_The problem:_
Copy out every line of the records where the string "this" occurs.

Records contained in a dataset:
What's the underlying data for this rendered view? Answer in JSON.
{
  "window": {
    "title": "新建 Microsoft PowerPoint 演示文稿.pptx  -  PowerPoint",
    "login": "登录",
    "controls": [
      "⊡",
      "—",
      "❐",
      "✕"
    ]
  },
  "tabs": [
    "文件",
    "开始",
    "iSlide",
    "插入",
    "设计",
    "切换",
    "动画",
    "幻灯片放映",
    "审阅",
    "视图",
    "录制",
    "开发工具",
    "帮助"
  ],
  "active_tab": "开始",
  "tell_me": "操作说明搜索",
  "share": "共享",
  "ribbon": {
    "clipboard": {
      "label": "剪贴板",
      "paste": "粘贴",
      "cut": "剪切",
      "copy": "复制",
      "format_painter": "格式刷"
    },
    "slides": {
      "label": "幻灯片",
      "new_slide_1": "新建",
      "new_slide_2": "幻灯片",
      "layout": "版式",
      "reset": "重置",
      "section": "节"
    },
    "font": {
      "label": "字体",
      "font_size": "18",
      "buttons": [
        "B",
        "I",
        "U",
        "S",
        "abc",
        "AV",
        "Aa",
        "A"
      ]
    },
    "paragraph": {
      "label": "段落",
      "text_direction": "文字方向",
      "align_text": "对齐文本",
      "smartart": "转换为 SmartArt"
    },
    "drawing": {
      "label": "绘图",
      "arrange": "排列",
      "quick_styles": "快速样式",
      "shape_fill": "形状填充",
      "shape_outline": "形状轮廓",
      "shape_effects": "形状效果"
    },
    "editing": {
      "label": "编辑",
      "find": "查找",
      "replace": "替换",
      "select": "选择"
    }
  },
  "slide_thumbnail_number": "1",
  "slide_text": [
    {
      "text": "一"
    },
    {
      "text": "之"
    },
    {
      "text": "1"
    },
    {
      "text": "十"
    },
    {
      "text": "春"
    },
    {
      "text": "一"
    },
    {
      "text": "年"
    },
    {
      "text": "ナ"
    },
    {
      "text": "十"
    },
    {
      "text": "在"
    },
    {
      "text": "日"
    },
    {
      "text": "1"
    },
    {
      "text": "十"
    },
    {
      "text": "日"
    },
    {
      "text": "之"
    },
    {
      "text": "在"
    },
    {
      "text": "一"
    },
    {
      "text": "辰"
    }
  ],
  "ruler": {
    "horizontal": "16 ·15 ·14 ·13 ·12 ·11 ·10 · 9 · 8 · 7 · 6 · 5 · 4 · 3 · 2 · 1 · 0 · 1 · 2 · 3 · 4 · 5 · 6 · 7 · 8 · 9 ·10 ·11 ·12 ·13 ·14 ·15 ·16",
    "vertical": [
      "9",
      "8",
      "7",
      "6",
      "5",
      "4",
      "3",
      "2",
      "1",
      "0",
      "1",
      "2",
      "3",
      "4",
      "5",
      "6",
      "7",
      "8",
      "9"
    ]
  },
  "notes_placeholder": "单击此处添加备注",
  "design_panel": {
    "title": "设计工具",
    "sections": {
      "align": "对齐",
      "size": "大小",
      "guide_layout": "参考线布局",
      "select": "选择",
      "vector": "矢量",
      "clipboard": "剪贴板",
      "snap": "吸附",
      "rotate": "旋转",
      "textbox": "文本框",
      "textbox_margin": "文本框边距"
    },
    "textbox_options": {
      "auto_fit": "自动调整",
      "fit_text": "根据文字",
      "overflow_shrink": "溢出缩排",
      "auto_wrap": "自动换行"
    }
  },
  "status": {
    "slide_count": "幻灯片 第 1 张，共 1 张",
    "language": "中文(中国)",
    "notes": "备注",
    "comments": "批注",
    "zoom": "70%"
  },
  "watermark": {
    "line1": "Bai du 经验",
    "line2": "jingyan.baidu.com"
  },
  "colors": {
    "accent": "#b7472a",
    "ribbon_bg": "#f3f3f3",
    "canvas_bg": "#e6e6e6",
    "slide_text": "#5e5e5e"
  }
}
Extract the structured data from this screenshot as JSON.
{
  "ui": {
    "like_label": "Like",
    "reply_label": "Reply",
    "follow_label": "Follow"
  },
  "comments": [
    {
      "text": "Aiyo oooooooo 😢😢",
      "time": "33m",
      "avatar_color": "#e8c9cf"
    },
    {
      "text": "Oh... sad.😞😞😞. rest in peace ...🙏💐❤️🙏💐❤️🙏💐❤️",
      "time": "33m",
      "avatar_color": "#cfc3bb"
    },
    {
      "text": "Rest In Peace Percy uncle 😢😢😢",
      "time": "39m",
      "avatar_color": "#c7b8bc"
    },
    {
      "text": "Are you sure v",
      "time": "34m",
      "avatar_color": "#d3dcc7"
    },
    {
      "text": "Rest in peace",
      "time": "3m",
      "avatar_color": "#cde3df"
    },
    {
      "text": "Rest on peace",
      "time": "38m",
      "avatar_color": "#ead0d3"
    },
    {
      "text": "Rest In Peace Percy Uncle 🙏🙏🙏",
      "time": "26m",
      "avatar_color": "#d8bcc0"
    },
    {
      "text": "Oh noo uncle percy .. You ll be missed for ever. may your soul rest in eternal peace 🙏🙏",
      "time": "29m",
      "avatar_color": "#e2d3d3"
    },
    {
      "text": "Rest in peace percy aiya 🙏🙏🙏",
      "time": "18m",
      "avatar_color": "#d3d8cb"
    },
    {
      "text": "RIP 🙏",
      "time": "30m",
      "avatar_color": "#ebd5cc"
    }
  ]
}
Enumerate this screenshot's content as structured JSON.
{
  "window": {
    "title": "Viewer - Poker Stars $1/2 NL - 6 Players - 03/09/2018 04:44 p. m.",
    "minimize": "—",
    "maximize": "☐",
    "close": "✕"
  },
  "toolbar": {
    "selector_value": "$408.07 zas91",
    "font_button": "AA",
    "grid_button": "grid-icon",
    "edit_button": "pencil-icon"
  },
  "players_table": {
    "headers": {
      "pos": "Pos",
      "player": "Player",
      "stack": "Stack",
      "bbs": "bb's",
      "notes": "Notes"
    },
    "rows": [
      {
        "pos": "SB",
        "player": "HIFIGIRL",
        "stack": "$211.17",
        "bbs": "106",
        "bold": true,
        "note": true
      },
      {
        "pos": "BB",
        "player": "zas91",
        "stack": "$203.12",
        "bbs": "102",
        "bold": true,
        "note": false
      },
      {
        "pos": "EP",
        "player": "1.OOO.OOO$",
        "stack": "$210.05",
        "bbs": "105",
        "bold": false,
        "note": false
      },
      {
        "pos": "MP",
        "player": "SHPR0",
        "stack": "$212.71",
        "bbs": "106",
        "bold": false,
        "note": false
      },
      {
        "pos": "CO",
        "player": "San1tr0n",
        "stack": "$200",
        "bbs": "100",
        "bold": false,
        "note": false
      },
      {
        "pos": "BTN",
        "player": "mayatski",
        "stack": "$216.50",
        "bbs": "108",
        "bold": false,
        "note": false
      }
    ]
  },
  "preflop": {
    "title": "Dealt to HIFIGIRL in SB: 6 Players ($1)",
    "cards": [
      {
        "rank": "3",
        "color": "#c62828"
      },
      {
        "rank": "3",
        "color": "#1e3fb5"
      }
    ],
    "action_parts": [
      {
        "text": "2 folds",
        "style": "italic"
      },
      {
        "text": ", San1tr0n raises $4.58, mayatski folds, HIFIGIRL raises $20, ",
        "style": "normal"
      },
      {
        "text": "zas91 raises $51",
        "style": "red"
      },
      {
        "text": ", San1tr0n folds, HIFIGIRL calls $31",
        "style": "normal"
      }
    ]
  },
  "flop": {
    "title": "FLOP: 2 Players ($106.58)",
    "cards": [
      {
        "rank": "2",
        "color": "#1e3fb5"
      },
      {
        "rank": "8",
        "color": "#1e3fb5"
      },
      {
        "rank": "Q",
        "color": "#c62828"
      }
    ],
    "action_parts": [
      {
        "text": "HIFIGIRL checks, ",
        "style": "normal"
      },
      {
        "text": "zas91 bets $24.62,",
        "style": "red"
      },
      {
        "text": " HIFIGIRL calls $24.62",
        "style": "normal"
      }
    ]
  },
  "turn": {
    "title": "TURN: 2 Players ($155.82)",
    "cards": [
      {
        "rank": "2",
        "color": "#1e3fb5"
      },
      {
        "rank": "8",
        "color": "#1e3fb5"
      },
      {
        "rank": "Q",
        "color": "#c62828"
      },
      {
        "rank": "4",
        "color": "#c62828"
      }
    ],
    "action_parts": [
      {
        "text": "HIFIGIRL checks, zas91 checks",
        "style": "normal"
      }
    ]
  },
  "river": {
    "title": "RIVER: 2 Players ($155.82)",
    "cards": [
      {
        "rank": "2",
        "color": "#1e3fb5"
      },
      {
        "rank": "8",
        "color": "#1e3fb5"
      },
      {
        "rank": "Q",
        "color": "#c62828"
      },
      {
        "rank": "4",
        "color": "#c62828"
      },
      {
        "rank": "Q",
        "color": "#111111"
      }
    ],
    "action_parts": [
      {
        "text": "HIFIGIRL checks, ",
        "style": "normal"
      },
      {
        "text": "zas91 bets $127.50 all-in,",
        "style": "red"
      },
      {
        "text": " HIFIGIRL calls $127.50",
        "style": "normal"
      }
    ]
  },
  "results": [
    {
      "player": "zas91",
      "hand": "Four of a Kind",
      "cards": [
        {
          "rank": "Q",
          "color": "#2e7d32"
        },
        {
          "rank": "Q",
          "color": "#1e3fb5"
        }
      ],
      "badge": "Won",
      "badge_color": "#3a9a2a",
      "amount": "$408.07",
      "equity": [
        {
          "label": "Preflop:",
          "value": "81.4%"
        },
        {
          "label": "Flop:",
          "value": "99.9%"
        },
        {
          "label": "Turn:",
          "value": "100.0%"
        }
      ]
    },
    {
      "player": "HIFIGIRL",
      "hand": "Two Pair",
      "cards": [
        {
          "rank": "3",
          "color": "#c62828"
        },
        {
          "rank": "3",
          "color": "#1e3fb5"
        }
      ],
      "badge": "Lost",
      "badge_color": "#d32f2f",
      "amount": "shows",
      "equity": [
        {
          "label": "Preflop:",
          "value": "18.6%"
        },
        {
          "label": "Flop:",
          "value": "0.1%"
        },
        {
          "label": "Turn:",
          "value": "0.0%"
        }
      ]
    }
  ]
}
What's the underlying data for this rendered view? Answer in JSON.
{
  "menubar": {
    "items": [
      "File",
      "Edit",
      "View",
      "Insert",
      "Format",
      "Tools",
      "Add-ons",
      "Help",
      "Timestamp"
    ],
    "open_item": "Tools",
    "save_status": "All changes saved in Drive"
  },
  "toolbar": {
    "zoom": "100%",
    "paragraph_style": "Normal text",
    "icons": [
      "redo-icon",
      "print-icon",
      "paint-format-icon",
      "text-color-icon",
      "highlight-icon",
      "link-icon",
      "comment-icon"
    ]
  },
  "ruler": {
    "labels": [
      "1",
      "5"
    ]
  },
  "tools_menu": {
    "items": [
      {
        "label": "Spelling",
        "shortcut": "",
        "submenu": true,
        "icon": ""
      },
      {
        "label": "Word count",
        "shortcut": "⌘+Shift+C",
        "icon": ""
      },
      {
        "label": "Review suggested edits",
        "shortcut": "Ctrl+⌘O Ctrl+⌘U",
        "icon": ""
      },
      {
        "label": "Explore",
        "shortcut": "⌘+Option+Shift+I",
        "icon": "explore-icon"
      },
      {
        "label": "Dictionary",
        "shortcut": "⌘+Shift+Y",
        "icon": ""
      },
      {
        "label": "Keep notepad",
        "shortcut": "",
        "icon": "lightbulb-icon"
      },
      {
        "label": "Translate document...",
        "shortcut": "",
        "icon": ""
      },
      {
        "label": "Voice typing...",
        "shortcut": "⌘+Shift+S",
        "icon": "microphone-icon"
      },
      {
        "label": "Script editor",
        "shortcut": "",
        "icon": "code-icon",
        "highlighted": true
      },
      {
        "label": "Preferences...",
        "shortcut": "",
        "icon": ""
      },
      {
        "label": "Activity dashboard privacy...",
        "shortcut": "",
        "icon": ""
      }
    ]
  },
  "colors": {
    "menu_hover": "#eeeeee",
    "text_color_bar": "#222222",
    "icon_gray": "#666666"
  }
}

_Written solution:_
What's the underlying data for this rendered view? Answer in JSON.
Extract the structured data from this screenshot as JSON.
Enumerate this screenshot's content as structured JSON.
What's the underlying data for this rendered view? Answer in JSON.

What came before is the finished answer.